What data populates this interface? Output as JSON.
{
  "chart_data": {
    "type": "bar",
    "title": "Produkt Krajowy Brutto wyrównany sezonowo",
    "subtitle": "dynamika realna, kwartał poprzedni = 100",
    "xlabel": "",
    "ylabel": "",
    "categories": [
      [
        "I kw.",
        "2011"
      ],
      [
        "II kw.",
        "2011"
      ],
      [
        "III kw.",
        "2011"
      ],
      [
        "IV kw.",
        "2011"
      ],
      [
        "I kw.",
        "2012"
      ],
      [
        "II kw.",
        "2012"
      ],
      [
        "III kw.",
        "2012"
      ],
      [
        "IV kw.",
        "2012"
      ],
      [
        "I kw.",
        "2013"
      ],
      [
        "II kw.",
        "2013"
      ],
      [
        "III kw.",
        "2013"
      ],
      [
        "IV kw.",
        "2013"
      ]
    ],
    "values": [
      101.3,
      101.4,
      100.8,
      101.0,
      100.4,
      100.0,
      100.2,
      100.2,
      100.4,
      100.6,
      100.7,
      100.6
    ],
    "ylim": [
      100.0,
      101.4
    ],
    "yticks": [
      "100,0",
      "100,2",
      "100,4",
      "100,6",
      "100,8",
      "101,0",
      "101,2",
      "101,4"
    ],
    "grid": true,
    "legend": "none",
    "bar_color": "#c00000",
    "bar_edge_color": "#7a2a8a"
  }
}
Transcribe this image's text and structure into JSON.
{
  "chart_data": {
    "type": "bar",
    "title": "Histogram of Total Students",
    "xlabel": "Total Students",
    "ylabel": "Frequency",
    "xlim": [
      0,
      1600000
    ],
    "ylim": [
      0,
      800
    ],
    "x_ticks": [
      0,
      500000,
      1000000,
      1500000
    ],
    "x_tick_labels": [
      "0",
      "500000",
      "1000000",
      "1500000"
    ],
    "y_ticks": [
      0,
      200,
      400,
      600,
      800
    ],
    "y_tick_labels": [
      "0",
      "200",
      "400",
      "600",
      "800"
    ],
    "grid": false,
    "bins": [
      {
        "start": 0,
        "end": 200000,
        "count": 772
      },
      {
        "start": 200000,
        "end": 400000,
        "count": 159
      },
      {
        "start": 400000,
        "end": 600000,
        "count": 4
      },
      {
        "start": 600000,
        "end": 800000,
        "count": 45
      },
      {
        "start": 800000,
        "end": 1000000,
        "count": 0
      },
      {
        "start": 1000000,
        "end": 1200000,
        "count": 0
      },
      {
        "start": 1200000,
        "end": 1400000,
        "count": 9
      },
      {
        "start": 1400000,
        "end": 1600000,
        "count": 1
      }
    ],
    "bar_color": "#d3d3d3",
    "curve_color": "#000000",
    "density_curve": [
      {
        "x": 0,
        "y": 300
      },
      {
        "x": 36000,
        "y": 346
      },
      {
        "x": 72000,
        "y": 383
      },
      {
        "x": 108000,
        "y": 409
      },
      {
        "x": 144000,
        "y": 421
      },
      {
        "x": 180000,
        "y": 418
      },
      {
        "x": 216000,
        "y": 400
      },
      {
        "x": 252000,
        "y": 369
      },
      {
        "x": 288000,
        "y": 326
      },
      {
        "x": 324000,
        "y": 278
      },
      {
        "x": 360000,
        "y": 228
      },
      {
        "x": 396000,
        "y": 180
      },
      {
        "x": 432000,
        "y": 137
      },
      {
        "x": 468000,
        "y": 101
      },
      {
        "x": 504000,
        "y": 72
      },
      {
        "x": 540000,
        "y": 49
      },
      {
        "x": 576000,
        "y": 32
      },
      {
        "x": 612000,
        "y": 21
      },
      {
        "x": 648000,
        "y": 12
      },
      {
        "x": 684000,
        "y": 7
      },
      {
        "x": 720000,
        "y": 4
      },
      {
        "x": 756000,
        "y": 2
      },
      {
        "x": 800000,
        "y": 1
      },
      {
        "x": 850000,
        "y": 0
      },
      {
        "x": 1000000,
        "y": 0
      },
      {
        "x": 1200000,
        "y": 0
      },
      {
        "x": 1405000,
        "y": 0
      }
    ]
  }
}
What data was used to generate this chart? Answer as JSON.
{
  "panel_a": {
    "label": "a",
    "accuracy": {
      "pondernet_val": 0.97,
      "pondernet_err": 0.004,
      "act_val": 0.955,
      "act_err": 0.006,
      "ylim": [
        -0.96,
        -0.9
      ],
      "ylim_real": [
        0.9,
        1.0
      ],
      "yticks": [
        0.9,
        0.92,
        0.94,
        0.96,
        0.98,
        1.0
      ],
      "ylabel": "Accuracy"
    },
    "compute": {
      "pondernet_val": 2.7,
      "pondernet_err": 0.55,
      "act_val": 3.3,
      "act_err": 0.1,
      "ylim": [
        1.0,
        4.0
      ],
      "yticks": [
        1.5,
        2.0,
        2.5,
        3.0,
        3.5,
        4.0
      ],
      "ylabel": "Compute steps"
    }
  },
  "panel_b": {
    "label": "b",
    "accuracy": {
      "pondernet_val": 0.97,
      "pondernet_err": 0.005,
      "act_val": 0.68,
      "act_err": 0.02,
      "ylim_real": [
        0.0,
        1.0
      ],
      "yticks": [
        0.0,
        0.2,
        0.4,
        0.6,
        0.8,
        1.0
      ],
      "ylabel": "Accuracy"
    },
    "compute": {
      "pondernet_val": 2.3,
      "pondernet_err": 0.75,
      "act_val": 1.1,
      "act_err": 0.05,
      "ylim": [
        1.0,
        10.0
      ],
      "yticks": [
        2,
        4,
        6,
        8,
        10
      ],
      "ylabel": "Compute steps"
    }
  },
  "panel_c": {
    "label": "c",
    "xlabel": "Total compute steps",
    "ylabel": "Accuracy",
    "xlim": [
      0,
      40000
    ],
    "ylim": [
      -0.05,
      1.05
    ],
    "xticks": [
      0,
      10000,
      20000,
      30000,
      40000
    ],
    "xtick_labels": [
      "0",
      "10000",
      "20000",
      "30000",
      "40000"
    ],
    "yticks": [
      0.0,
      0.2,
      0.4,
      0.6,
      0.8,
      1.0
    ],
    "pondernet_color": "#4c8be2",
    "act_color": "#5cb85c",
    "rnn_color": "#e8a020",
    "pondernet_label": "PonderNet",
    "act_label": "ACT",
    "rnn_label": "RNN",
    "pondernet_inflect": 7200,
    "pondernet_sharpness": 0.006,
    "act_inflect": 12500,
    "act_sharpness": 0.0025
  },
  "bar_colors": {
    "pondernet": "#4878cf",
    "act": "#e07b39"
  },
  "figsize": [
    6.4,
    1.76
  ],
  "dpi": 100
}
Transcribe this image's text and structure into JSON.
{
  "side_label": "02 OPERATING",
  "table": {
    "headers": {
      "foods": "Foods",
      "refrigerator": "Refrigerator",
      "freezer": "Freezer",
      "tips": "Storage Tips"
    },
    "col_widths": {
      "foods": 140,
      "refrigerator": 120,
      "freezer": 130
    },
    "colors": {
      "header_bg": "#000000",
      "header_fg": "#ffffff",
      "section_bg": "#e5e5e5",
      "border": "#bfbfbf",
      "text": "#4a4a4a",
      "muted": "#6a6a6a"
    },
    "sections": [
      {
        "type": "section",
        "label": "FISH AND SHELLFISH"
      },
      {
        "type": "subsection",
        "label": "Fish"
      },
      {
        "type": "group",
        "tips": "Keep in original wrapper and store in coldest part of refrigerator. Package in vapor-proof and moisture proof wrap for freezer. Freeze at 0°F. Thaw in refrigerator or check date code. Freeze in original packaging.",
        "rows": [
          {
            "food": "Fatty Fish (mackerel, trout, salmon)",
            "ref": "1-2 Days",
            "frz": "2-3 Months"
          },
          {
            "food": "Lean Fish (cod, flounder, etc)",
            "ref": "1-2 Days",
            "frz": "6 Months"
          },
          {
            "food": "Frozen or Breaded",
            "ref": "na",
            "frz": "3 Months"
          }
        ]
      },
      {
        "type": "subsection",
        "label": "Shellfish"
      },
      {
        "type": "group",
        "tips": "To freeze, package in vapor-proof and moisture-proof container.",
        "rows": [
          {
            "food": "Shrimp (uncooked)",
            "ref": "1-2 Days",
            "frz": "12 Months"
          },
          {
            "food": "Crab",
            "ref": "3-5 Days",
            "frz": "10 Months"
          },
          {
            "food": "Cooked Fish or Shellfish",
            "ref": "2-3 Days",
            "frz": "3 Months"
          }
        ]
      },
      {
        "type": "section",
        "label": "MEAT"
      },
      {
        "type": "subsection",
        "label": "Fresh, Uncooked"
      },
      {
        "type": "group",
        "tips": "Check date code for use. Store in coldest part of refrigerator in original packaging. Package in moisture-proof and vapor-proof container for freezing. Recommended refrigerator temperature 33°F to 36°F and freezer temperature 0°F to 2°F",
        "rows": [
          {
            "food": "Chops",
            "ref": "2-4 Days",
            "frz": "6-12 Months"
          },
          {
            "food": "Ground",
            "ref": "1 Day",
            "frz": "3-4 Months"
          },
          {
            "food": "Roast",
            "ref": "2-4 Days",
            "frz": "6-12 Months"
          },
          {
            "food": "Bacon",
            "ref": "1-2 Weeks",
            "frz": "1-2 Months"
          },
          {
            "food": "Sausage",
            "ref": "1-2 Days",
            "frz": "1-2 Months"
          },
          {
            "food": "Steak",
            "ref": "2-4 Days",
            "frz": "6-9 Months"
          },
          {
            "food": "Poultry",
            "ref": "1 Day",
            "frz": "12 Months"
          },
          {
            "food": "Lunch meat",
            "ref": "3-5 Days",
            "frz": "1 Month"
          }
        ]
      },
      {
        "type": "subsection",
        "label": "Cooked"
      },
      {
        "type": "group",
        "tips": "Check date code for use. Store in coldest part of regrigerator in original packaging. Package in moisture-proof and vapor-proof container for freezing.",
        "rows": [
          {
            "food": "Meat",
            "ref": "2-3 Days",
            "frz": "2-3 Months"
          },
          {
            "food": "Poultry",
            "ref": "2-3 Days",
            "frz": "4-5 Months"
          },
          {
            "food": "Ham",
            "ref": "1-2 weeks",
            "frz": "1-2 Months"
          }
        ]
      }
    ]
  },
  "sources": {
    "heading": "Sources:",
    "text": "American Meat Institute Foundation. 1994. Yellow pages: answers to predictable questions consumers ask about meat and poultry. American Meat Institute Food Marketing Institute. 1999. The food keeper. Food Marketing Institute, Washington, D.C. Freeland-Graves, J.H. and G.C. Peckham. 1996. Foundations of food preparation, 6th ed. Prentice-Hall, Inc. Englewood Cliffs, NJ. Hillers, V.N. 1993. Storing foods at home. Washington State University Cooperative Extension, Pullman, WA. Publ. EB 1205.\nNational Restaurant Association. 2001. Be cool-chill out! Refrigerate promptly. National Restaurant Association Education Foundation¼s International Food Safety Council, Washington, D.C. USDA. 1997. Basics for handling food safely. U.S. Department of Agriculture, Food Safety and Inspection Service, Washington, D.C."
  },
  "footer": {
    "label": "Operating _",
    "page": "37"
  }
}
----------------------------------------
- What you are asked to do -
Look through the material above. Copy each line where the word "code" appears.

- Full response -
        "tips": "Keep in original wrapper and store in coldest part of refrigerator. Package in vapor-proof and moisture proof wrap for freezer. Freeze at 0°F. Thaw in refrigerator or check date code. Freeze in original packaging.",
        "tips": "Check date code for use. Store in coldest part of refrigerator in original packaging. Package in moisture-proof and vapor-proof container for freezing. Recommended refrigerator temperature 33°F to 36°F and freezer temperature 0°F to 2°F",
        "tips": "Check date code for use. Store in coldest part of regrigerator in original packaging. Package in moisture-proof and vapor-proof container for freezing.",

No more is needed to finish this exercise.